---------- Provided material ----------

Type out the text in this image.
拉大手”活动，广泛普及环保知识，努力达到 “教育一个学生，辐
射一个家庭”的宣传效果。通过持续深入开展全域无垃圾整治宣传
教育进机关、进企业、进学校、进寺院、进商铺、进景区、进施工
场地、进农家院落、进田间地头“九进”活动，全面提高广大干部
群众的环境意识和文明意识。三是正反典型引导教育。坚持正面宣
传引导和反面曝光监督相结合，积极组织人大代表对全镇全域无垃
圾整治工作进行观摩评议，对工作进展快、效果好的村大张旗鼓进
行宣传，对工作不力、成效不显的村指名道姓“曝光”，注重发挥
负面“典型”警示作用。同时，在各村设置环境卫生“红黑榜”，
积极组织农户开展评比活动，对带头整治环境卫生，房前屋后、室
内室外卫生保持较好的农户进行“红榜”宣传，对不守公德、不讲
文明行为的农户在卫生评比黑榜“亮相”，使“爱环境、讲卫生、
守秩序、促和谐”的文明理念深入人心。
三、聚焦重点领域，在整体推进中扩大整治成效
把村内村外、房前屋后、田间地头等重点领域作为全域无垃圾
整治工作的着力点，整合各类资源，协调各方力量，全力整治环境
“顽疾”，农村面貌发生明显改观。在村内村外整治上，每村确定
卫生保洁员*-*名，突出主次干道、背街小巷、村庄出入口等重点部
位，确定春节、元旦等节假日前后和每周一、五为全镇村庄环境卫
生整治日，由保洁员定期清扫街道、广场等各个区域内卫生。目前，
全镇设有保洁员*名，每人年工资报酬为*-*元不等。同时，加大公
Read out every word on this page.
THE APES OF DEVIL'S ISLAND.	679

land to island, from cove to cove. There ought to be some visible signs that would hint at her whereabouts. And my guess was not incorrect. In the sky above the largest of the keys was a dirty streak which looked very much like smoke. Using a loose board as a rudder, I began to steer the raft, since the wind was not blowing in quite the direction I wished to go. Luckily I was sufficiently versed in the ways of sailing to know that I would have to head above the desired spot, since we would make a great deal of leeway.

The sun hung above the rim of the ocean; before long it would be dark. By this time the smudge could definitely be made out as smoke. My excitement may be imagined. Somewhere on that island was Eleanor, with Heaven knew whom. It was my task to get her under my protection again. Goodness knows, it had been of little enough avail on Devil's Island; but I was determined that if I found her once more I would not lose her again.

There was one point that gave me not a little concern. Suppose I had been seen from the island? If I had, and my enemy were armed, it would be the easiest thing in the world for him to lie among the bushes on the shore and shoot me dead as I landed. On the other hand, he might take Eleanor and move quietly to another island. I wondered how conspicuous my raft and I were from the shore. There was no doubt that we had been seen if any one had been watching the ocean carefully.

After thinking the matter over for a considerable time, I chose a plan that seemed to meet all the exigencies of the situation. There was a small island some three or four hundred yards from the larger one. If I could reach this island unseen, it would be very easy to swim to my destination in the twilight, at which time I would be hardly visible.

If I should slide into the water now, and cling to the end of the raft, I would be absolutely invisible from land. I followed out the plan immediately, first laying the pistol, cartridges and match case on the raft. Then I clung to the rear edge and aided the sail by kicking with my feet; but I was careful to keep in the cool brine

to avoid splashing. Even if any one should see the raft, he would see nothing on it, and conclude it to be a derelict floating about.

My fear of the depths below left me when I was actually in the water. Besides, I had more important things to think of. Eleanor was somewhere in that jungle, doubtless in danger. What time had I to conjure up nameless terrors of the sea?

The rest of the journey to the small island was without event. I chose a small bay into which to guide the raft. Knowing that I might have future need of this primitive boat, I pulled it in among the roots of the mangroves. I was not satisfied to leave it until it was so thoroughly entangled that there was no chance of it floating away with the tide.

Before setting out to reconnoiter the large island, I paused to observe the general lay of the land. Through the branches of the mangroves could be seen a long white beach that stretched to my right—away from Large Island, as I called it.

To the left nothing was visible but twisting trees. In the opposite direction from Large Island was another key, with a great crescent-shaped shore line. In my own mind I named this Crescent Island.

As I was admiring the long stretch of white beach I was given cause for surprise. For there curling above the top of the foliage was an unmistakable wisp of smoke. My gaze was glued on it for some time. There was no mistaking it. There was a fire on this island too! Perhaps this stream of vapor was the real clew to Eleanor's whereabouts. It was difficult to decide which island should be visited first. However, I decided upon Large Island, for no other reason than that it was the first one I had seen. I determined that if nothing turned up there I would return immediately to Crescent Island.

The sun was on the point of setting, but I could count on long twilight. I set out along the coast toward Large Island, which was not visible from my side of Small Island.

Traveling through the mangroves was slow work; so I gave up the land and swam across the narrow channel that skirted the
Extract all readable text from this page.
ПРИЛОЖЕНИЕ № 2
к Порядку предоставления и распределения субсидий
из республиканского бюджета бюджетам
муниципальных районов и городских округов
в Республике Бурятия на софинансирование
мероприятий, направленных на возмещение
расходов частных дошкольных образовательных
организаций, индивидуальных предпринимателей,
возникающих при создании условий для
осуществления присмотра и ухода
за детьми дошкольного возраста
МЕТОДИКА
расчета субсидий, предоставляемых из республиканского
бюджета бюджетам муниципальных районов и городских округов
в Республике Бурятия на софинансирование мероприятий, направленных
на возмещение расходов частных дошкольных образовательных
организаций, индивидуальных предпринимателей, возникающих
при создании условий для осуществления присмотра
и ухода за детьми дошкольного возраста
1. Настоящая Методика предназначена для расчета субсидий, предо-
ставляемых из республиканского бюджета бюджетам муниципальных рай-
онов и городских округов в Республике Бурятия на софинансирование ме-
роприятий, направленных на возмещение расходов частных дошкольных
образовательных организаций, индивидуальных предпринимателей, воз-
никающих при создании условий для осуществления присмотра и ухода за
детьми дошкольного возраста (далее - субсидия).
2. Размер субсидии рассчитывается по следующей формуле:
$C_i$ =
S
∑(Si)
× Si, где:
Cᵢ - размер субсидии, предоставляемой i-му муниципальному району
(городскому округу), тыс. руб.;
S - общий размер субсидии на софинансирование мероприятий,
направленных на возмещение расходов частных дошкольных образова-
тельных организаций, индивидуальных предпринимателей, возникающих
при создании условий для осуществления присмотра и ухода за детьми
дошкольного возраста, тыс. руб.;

----------

> What to do
Using the data above, print every record exactly as shown.

> Exercise response
Type out the text in this image.
拉大手”活动，广泛普及环保知识，努力达到 “教育一个学生，辐
射一个家庭”的宣传效果。通过持续深入开展全域无垃圾整治宣传
教育进机关、进企业、进学校、进寺院、进商铺、进景区、进施工
场地、进农家院落、进田间地头“九进”活动，全面提高广大干部
群众的环境意识和文明意识。三是正反典型引导教育。坚持正面宣
传引导和反面曝光监督相结合，积极组织人大代表对全镇全域无垃
圾整治工作进行观摩评议，对工作进展快、效果好的村大张旗鼓进
行宣传，对工作不力、成效不显的村指名道姓“曝光”，注重发挥
负面“典型”警示作用。同时，在各村设置环境卫生“红黑榜”，
积极组织农户开展评比活动，对带头整治环境卫生，房前屋后、室
内室外卫生保持较好的农户进行“红榜”宣传，对不守公德、不讲
文明行为的农户在卫生评比黑榜“亮相”，使“爱环境、讲卫生、
守秩序、促和谐”的文明理念深入人心。
三、聚焦重点领域，在整体推进中扩大整治成效
把村内村外、房前屋后、田间地头等重点领域作为全域无垃圾
整治工作的着力点，整合各类资源，协调各方力量，全力整治环境
“顽疾”，农村面貌发生明显改观。在村内村外整治上，每村确定
卫生保洁员*-*名，突出主次干道、背街小巷、村庄出入口等重点部
位，确定春节、元旦等节假日前后和每周一、五为全镇村庄环境卫
生整治日，由保洁员定期清扫街道、广场等各个区域内卫生。目前，
全镇设有保洁员*名，每人年工资报酬为*-*元不等。同时，加大公
Read out every word on this page.
THE APES OF DEVIL'S ISLAND.	679

land to island, from cove to cove. There ought to be some visible signs that would hint at her whereabouts. And my guess was not incorrect. In the sky above the largest of the keys was a dirty streak which looked very much like smoke. Using a loose board as a rudder, I began to steer the raft, since the wind was not blowing in quite the direction I wished to go. Luckily I was sufficiently versed in the ways of sailing to know that I would have to head above the desired spot, since we would make a great deal of leeway.

The sun hung above the rim of the ocean; before long it would be dark. By this time the smudge could definitely be made out as smoke. My excitement may be imagined. Somewhere on that island was Eleanor, with Heaven knew whom. It was my task to get her under my protection again. Goodness knows, it had been of little enough avail on Devil's Island; but I was determined that if I found her once more I would not lose her again.

There was one point that gave me not a little concern. Suppose I had been seen from the island? If I had, and my enemy were armed, it would be the easiest thing in the world for him to lie among the bushes on the shore and shoot me dead as I landed. On the other hand, he might take Eleanor and move quietly to another island. I wondered how conspicuous my raft and I were from the shore. There was no doubt that we had been seen if any one had been watching the ocean carefully.

After thinking the matter over for a considerable time, I chose a plan that seemed to meet all the exigencies of the situation. There was a small island some three or four hundred yards from the larger one. If I could reach this island unseen, it would be very easy to swim to my destination in the twilight, at which time I would be hardly visible.

If I should slide into the water now, and cling to the end of the raft, I would be absolutely invisible from land. I followed out the plan immediately, first laying the pistol, cartridges and match case on the raft. Then I clung to the rear edge and aided the sail by kicking with my feet; but I was careful to keep in the cool brine

to avoid splashing. Even if any one should see the raft, he would see nothing on it, and conclude it to be a derelict floating about.

My fear of the depths below left me when I was actually in the water. Besides, I had more important things to think of. Eleanor was somewhere in that jungle, doubtless in danger. What time had I to conjure up nameless terrors of the sea?

The rest of the journey to the small island was without event. I chose a small bay into which to guide the raft. Knowing that I might have future need of this primitive boat, I pulled it in among the roots of the mangroves. I was not satisfied to leave it until it was so thoroughly entangled that there was no chance of it floating away with the tide.

Before setting out to reconnoiter the large island, I paused to observe the general lay of the land. Through the branches of the mangroves could be seen a long white beach that stretched to my right—away from Large Island, as I called it.

To the left nothing was visible but twisting trees. In the opposite direction from Large Island was another key, with a great crescent-shaped shore line. In my own mind I named this Crescent Island.

As I was admiring the long stretch of white beach I was given cause for surprise. For there curling above the top of the foliage was an unmistakable wisp of smoke. My gaze was glued on it for some time. There was no mistaking it. There was a fire on this island too! Perhaps this stream of vapor was the real clew to Eleanor's whereabouts. It was difficult to decide which island should be visited first. However, I decided upon Large Island, for no other reason than that it was the first one I had seen. I determined that if nothing turned up there I would return immediately to Crescent Island.

The sun was on the point of setting, but I could count on long twilight. I set out along the coast toward Large Island, which was not visible from my side of Small Island.

Traveling through the mangroves was slow work; so I gave up the land and swam across the narrow channel that skirted the
Extract all readable text from this page.
ПРИЛОЖЕНИЕ № 2
к Порядку предоставления и распределения субсидий
из республиканского бюджета бюджетам
муниципальных районов и городских округов
в Республике Бурятия на софинансирование
мероприятий, направленных на возмещение
расходов частных дошкольных образовательных
организаций, индивидуальных предпринимателей,
возникающих при создании условий для
осуществления присмотра и ухода
за детьми дошкольного возраста
МЕТОДИКА
расчета субсидий, предоставляемых из республиканского
бюджета бюджетам муниципальных районов и городских округов
в Республике Бурятия на софинансирование мероприятий, направленных
на возмещение расходов частных дошкольных образовательных
организаций, индивидуальных предпринимателей, возникающих
при создании условий для осуществления присмотра
и ухода за детьми дошкольного возраста
1. Настоящая Методика предназначена для расчета субсидий, предо-
ставляемых из республиканского бюджета бюджетам муниципальных рай-
онов и городских округов в Республике Бурятия на софинансирование ме-
роприятий, направленных на возмещение расходов частных дошкольных
образовательных организаций, индивидуальных предпринимателей, воз-
никающих при создании условий для осуществления присмотра и ухода за
детьми дошкольного возраста (далее - субсидия).
2. Размер субсидии рассчитывается по следующей формуле:
$C_i$ =
S
∑(Si)
× Si, где:
Cᵢ - размер субсидии, предоставляемой i-му муниципальному району
(городскому округу), тыс. руб.;
S - общий размер субсидии на софинансирование мероприятий,
направленных на возмещение расходов частных дошкольных образова-
тельных организаций, индивидуальных предпринимателей, возникающих
при создании условий для осуществления присмотра и ухода за детьми
дошкольного возраста, тыс. руб.;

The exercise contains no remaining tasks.